__WORK INSTRUCTIONS__
Locate each line with the string "into" in the listing below and copy it.

(Data entries)
——

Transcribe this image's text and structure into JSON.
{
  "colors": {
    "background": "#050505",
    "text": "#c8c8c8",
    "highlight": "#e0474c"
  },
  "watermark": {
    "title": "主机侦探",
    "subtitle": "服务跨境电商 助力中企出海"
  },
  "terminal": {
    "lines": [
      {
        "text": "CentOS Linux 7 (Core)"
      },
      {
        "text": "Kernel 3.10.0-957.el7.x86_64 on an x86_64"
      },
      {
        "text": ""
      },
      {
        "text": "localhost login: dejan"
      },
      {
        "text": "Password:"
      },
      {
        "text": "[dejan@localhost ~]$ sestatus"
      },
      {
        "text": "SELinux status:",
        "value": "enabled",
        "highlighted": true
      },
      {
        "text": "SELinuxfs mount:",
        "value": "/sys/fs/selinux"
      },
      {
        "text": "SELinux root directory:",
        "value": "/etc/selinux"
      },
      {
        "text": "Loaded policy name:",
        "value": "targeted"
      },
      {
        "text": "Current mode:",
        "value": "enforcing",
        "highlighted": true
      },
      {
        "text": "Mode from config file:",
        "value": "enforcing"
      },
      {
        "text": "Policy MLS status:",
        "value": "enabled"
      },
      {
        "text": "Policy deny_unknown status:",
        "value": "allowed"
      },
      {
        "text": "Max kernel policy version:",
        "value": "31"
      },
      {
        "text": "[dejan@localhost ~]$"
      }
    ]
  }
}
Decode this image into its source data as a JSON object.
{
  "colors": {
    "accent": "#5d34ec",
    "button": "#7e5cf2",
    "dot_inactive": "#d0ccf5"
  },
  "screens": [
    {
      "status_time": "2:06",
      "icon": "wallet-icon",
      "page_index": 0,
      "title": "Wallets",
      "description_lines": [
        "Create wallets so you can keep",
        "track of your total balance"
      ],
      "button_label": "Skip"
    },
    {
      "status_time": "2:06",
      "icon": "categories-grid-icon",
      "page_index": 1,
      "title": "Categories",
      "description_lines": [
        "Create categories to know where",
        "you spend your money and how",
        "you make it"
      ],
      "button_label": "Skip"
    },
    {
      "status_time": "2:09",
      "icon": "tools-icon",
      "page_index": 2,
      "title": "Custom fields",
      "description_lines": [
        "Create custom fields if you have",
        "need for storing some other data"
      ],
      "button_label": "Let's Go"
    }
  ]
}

——

__CORRECT RESPONSE__
Transcribe this image's text and structure into JSON.
Decode this image into its source data as a JSON object.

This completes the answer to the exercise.